*Written problem*
Exclude the pictures and retype the entries as written.

[Dataset entries on figures]
* * *

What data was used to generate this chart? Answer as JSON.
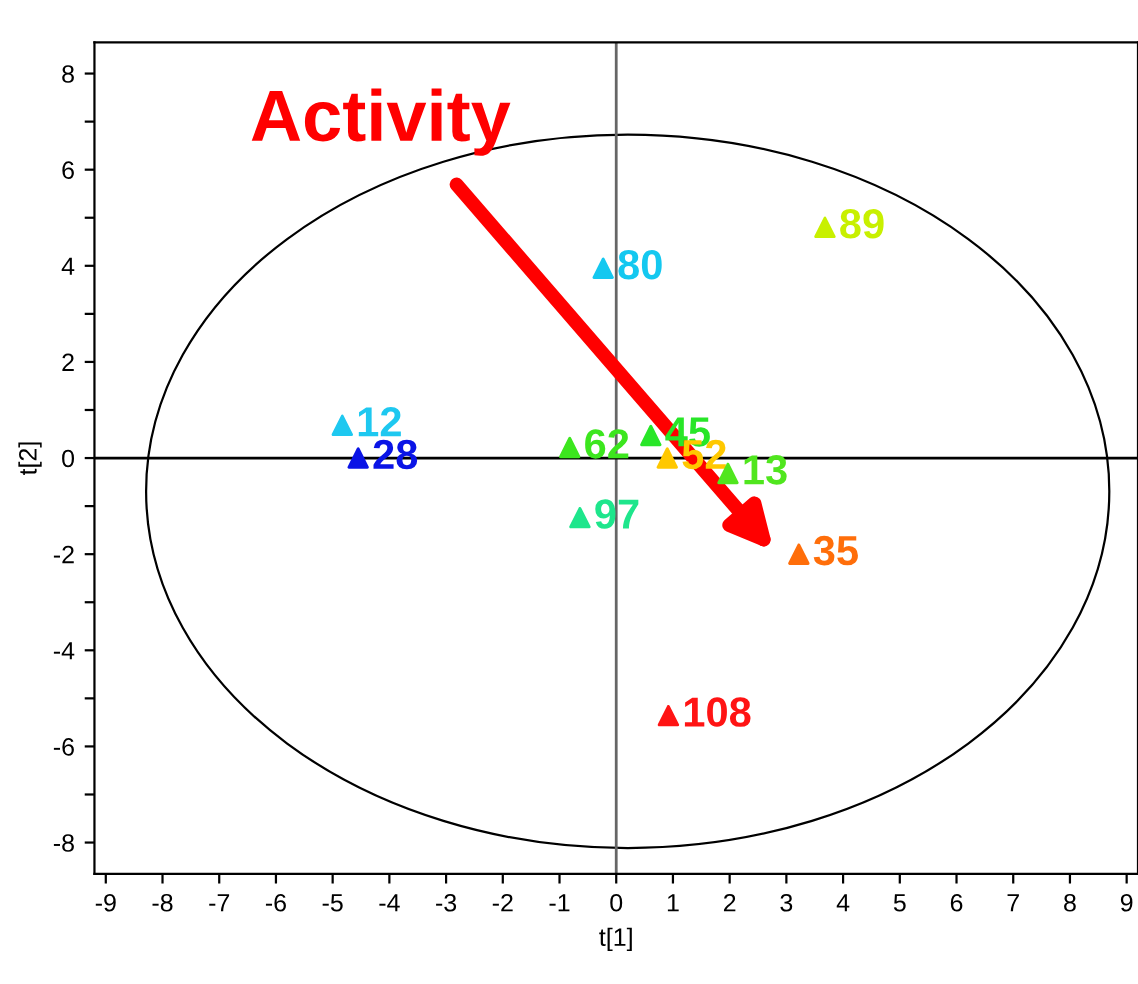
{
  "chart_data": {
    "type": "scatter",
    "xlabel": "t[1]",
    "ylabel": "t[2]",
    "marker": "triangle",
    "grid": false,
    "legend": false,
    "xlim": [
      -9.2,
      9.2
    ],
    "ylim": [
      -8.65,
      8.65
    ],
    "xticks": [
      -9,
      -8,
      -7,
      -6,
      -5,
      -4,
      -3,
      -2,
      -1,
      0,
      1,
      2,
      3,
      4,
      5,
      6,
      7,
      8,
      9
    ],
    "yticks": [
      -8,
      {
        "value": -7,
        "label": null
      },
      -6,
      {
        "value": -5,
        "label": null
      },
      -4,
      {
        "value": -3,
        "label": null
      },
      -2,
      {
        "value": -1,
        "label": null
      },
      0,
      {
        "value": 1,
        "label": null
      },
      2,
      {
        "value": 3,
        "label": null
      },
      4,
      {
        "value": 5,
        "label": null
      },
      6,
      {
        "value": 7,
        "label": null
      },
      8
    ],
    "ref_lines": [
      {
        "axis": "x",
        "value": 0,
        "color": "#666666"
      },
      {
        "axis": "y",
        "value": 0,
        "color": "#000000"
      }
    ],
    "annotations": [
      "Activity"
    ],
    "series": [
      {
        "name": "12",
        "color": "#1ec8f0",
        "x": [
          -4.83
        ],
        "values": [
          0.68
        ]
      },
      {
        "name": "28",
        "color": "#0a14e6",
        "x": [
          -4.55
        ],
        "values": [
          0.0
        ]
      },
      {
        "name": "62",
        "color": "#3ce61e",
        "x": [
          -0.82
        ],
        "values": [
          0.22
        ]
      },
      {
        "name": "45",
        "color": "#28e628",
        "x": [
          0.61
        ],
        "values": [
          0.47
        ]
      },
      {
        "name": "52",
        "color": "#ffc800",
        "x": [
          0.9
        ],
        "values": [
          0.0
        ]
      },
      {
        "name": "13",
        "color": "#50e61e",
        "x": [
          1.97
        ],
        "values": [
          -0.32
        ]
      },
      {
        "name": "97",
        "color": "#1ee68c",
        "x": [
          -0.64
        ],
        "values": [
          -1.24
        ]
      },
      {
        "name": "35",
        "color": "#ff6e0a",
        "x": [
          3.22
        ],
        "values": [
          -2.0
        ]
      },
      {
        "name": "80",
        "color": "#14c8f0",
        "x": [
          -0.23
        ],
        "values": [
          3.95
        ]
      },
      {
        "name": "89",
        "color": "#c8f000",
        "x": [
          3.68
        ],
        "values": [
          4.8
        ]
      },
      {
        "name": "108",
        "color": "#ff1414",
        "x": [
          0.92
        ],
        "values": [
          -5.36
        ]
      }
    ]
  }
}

* * *

*Solution below*
What data was used to generate this chart? Answer as JSON.
{
  "chart_data": {
    "type": "scatter",
    "xlabel": "t[1]",
    "ylabel": "t[2]",
    "marker": "triangle",
    "grid": false,
    "legend": false,
    "xlim": [
      -9.2,
      9.2
    ],
    "ylim": [
      -8.65,
      8.65
    ],
    "xticks": [
      -9,
      -8,
      -7,
      -6,
      -5,
      -4,
      -3,
      -2,
      -1,
      0,
      1,
      2,
      3,
      4,
      5,
      6,
      7,
      8,
      9
    ],
    "yticks": [
      -8,
      {
        "value": -7,
        "label": null
      },
      -6,
      {
        "value": -5,
        "label": null
      },
      -4,
      {
        "value": -3,
        "label": null
      },
      -2,
      {
        "value": -1,
        "label": null
      },
      0,
      {
        "value": 1,
        "label": null
      },
      2,
      {
        "value": 3,
        "label": null
      },
      4,
      {
        "value": 5,
        "label": null
      },
      6,
      {
        "value": 7,
        "label": null
      },
      8
    ],
    "ref_lines": [
      {
        "axis": "x",
        "value": 0,
        "color": "#666666"
      },
      {
        "axis": "y",
        "value": 0,
        "color": "#000000"
      }
    ],
    "annotations": [
      "Activity"
    ],
    "series": [
      {
        "name": "12",
        "color": "#1ec8f0",
        "x": [
          -4.83
        ],
        "values": [
          0.68
        ]
      },
      {
        "name": "28",
        "color": "#0a14e6",
        "x": [
          -4.55
        ],
        "values": [
          0.0
        ]
      },
      {
        "name": "62",
        "color": "#3ce61e",
        "x": [
          -0.82
        ],
        "values": [
          0.22
        ]
      },
      {
        "name": "45",
        "color": "#28e628",
        "x": [
          0.61
        ],
        "values": [
          0.47
        ]
      },
      {
        "name": "52",
        "color": "#ffc800",
        "x": [
          0.9
        ],
        "values": [
          0.0
        ]
      },
      {
        "name": "13",
        "color": "#50e61e",
        "x": [
          1.97
        ],
        "values": [
          -0.32
        ]
      },
      {
        "name": "97",
        "color": "#1ee68c",
        "x": [
          -0.64
        ],
        "values": [
          -1.24
        ]
      },
      {
        "name": "35",
        "color": "#ff6e0a",
        "x": [
          3.22
        ],
        "values": [
          -2.0
        ]
      },
      {
        "name": "80",
        "color": "#14c8f0",
        "x": [
          -0.23
        ],
        "values": [
          3.95
        ]
      },
      {
        "name": "89",
        "color": "#c8f000",
        "x": [
          3.68
        ],
        "values": [
          4.8
        ]
      },
      {
        "name": "108",
        "color": "#ff1414",
        "x": [
          0.92
        ],
        "values": [
          -5.36
        ]
      }
    ]
  }
}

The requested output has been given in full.